Task input:
|---|

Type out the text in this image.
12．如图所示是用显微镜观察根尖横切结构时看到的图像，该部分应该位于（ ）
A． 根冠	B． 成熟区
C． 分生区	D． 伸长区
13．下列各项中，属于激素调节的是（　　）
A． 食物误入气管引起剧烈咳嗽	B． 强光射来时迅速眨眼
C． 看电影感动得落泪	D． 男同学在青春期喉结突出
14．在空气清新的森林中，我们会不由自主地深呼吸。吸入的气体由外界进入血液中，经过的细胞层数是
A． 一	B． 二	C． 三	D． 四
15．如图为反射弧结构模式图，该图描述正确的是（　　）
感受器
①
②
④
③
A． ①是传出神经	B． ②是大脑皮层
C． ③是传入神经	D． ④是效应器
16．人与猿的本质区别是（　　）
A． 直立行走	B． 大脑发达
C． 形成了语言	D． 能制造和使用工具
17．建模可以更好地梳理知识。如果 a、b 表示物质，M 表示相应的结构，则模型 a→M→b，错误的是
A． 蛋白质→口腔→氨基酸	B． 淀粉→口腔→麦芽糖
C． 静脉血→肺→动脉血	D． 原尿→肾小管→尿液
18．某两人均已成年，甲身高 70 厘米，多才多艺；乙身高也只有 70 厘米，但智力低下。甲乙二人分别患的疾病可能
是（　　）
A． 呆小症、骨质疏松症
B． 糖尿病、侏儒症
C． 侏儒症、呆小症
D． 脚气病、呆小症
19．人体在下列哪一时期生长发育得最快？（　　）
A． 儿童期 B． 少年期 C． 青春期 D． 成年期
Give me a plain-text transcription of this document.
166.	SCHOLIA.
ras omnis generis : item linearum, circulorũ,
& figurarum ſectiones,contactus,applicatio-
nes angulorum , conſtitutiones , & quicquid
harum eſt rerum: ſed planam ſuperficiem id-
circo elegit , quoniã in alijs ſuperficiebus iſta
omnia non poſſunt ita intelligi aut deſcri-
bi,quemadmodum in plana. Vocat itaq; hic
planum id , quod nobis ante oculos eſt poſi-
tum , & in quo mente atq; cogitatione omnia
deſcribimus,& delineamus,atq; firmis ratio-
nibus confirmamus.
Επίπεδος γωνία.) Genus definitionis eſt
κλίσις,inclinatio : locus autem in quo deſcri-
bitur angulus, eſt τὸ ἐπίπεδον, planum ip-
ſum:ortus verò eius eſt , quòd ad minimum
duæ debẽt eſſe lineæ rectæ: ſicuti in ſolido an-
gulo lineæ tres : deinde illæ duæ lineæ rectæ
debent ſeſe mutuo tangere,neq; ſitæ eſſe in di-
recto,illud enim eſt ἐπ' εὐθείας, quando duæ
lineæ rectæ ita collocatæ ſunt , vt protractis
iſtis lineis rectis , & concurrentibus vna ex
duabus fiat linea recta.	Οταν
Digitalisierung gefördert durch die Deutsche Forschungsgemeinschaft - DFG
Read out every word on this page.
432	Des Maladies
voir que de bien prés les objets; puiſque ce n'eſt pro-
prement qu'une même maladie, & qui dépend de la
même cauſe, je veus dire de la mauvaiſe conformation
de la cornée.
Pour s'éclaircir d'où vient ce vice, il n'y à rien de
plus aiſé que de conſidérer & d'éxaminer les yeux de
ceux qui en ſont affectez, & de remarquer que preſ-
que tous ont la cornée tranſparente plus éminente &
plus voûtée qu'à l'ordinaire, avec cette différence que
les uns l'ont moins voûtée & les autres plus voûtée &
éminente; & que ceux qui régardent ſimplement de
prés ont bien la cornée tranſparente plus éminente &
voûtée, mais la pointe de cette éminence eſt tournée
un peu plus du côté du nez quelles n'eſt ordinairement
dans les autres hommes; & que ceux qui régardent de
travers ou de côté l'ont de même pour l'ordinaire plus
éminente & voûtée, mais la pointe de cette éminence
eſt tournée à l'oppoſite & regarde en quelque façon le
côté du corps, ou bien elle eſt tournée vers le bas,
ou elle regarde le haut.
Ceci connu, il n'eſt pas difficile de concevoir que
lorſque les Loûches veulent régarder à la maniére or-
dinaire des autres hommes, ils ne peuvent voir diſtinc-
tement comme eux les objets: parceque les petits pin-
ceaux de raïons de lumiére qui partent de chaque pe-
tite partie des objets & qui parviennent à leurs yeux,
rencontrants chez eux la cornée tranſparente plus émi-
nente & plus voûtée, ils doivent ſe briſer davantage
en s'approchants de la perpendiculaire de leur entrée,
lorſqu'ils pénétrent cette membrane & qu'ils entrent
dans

|---|

Instruction:
From the data above, copy out every line with the string "éminence" in it.

Solution to this task:
voûtée, mais la pointe de cette éminence eſt tournée
éminente & voûtée, mais la pointe de cette éminence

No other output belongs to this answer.